*GIVEN INFORMATION*.
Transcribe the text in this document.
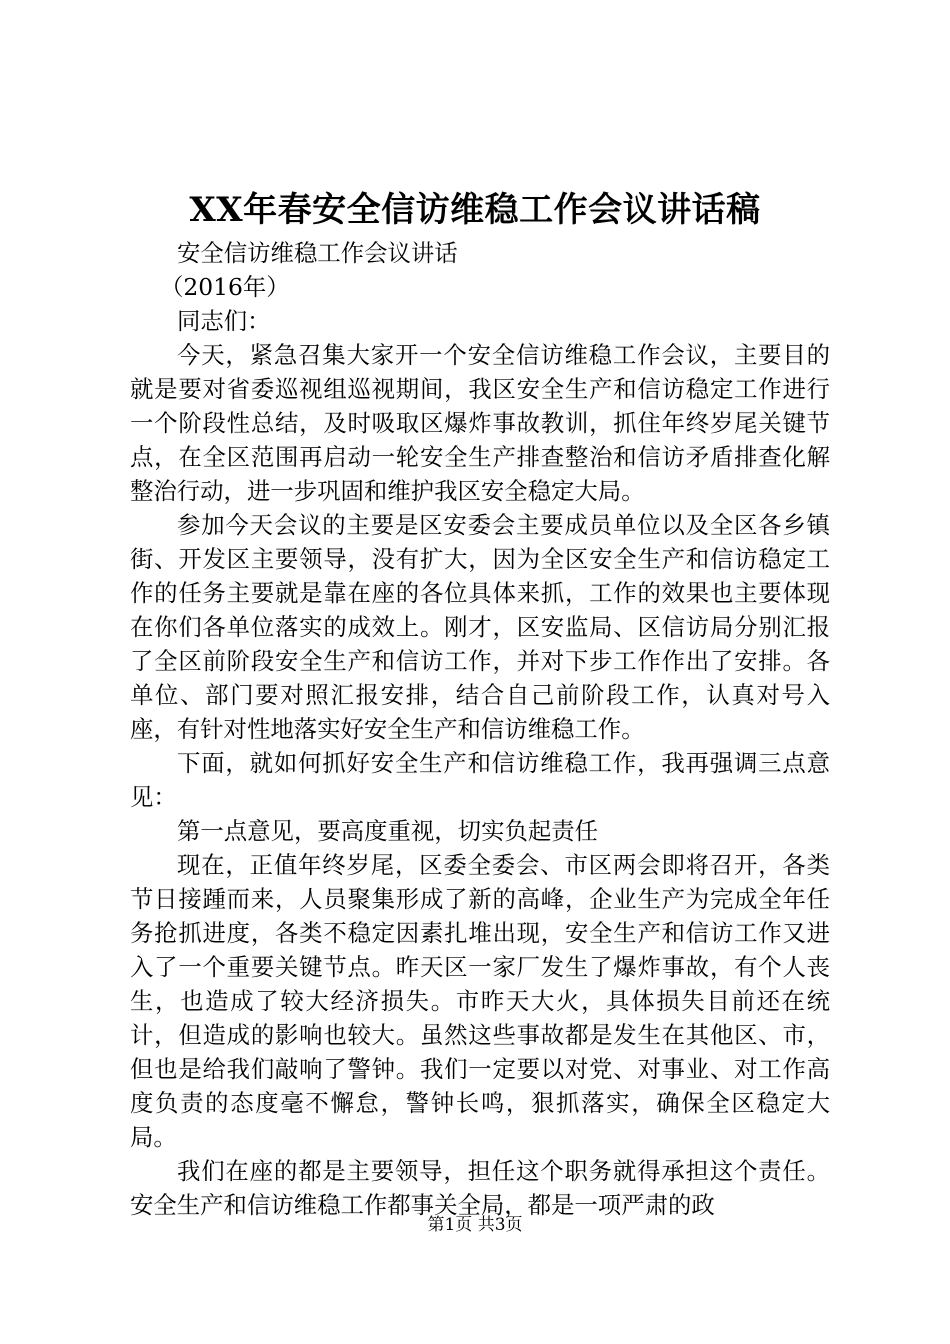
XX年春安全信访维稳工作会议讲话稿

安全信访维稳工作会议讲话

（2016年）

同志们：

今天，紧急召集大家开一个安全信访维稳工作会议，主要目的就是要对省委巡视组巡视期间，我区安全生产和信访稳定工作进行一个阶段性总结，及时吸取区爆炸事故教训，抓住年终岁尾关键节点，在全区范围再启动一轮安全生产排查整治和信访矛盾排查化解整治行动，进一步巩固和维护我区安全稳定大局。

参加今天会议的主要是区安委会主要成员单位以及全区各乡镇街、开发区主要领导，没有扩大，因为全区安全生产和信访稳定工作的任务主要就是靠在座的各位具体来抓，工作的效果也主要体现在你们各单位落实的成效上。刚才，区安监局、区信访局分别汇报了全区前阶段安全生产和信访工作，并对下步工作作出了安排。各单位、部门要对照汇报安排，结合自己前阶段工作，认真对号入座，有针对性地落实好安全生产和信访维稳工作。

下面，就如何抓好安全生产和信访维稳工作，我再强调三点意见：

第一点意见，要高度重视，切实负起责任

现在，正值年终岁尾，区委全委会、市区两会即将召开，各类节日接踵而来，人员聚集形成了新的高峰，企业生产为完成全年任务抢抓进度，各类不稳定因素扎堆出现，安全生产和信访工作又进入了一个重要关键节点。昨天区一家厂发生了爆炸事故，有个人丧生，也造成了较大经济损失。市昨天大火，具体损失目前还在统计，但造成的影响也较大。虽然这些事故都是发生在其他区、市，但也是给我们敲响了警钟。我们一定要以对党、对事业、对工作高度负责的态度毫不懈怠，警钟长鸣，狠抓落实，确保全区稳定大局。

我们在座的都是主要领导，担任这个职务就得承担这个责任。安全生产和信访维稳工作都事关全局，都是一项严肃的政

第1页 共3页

==

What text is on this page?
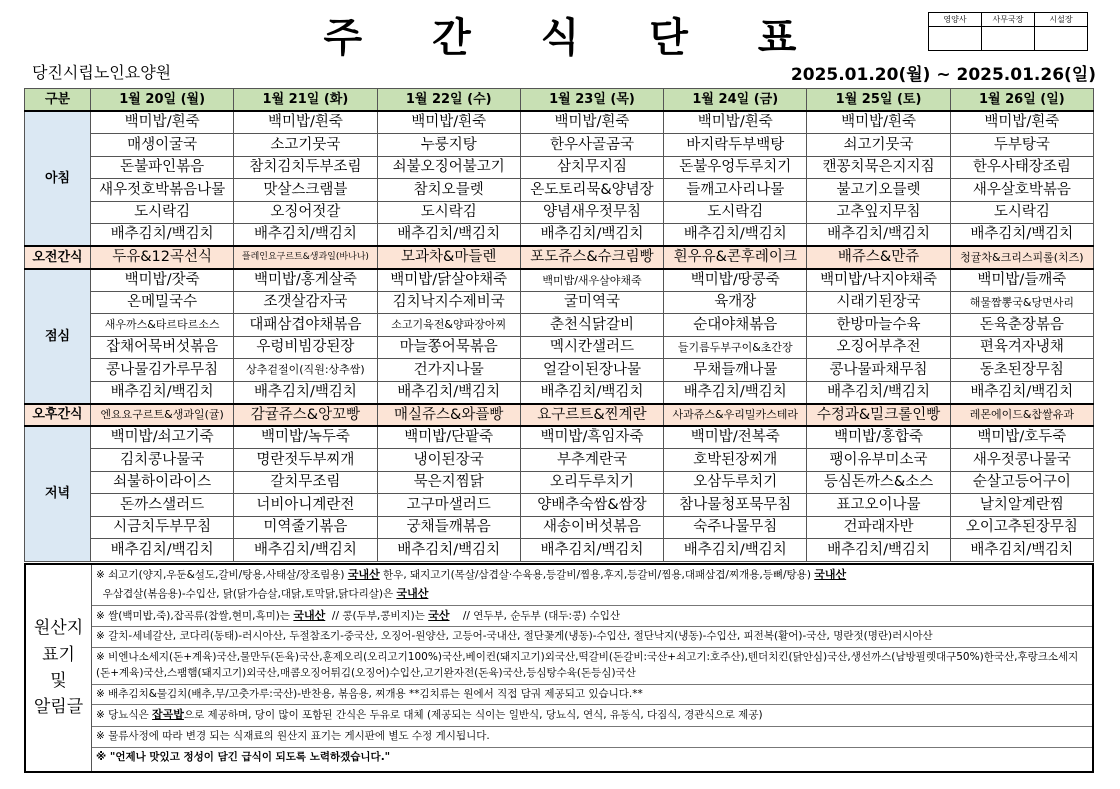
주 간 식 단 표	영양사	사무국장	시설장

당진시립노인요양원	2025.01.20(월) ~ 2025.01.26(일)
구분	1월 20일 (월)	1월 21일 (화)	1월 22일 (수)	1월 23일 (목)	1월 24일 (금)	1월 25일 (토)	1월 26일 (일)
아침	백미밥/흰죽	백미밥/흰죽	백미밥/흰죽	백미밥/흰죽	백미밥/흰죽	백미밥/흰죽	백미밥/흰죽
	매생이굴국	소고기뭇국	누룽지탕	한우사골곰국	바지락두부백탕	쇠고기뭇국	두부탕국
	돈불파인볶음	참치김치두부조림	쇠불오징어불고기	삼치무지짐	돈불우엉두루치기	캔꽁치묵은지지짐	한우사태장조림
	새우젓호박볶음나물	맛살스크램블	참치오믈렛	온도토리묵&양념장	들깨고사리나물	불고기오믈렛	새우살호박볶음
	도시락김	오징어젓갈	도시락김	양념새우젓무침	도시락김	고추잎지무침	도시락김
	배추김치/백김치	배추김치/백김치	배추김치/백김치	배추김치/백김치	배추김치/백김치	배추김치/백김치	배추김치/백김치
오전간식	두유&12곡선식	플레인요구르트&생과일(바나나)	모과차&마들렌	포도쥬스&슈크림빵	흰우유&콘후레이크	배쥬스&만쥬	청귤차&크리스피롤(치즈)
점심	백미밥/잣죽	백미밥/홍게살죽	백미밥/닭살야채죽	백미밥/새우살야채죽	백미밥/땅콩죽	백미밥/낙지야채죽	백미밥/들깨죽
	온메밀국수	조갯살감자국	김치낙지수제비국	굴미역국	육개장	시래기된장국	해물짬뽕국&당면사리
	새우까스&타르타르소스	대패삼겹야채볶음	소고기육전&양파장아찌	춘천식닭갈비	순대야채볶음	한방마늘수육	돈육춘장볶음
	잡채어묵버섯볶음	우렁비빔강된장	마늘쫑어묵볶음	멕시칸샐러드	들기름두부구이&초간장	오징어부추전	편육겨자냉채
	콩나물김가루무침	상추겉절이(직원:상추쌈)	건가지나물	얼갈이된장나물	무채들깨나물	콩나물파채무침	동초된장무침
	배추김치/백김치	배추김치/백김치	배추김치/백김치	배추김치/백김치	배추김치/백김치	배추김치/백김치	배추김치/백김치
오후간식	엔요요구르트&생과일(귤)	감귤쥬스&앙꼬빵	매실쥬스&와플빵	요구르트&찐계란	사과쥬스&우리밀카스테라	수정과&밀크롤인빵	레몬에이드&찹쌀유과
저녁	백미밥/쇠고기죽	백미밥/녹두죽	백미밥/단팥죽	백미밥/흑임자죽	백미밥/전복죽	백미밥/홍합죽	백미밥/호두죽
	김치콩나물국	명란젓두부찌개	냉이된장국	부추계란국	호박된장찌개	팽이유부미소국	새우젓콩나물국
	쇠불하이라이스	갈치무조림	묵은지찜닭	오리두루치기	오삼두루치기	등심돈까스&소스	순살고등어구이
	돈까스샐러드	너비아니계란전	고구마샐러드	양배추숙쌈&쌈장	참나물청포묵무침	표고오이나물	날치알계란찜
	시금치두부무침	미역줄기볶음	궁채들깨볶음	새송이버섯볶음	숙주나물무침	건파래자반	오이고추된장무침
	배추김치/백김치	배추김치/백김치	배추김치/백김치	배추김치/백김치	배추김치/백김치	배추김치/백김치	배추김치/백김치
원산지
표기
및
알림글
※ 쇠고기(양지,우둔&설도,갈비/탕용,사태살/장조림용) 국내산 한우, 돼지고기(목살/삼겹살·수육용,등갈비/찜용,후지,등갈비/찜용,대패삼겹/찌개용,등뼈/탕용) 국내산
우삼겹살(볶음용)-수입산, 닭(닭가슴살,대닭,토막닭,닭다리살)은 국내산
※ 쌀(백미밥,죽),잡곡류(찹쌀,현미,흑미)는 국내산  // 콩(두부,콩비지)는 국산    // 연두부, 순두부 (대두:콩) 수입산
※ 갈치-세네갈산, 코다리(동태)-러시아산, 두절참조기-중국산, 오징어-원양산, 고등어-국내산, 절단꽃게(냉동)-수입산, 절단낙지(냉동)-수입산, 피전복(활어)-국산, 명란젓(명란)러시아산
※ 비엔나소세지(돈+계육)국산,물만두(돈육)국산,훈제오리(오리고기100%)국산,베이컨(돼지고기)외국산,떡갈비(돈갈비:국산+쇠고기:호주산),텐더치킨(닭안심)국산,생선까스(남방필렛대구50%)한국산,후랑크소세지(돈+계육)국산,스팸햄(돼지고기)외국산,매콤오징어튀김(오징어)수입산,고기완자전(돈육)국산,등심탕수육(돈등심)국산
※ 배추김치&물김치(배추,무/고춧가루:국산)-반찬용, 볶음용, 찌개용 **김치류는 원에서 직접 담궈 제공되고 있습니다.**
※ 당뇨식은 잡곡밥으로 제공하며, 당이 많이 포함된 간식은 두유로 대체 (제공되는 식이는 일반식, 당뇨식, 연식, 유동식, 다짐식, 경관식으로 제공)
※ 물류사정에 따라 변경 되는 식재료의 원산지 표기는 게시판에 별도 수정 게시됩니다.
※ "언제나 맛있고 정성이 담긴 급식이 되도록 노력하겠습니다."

*OBJECTIVE*.
Where does the word "this" appear? Return each line that holds it.

*WORKED ANSWER*.
Transcribe the text in this document.
What text is on this page?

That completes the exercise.